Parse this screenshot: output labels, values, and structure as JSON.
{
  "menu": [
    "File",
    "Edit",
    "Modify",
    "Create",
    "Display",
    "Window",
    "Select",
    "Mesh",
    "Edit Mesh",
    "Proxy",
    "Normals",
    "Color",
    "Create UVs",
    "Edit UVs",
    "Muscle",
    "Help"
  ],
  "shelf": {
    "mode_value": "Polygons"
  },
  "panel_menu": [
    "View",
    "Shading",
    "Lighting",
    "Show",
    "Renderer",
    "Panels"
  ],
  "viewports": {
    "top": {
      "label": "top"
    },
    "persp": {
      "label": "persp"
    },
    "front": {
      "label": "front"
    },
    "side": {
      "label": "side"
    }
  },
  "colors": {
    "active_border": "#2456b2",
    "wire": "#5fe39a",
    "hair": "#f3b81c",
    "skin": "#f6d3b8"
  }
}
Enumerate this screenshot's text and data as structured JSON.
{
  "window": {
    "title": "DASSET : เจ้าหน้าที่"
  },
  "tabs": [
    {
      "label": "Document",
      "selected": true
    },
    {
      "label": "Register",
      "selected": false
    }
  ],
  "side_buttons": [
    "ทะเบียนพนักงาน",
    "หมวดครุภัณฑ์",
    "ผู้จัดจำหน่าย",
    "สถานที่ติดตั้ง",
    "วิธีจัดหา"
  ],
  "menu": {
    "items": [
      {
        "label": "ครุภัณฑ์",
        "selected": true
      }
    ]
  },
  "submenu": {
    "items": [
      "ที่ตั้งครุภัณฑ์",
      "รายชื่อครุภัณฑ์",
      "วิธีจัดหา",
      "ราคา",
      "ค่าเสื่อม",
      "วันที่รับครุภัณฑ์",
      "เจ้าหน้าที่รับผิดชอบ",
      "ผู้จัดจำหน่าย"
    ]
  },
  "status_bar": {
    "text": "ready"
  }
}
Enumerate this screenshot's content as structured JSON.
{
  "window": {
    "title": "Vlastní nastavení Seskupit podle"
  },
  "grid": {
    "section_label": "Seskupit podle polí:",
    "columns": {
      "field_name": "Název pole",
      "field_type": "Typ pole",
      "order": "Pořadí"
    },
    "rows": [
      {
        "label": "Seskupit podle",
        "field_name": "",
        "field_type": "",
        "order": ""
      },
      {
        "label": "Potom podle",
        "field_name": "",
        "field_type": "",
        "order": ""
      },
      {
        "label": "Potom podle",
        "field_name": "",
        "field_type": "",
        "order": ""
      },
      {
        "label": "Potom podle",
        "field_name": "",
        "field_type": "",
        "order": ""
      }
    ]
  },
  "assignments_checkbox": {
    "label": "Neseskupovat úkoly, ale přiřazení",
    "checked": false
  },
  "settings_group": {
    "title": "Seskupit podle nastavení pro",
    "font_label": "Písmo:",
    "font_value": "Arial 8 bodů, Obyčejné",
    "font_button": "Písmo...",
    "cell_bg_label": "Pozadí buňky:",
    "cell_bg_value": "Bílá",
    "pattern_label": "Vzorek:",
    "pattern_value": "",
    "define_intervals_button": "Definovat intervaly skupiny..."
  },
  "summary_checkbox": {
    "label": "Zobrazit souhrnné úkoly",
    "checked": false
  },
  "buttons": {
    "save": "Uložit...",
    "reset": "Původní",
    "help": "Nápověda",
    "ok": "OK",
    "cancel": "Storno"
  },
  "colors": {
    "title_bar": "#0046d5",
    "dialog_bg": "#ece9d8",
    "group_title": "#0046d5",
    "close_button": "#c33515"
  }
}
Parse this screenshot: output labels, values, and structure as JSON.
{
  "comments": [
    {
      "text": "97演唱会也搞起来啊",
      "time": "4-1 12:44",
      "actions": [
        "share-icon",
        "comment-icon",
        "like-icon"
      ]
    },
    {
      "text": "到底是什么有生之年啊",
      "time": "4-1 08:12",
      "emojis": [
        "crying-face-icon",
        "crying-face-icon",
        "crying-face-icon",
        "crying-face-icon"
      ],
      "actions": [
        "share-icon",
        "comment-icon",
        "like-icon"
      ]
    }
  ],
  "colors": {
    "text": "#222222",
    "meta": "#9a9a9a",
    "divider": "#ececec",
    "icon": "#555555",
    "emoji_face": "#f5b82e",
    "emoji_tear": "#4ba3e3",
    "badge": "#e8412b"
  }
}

......

- **Set task**
Copy each line holding the word "text" from the listing above.

- **Answer for this exercise**
Enumerate this screenshot's text and data as structured JSON.
    "text": "ready"
      "text": "97演唱会也搞起来啊",
      "text": "到底是什么有生之年啊",
    "text": "#222222",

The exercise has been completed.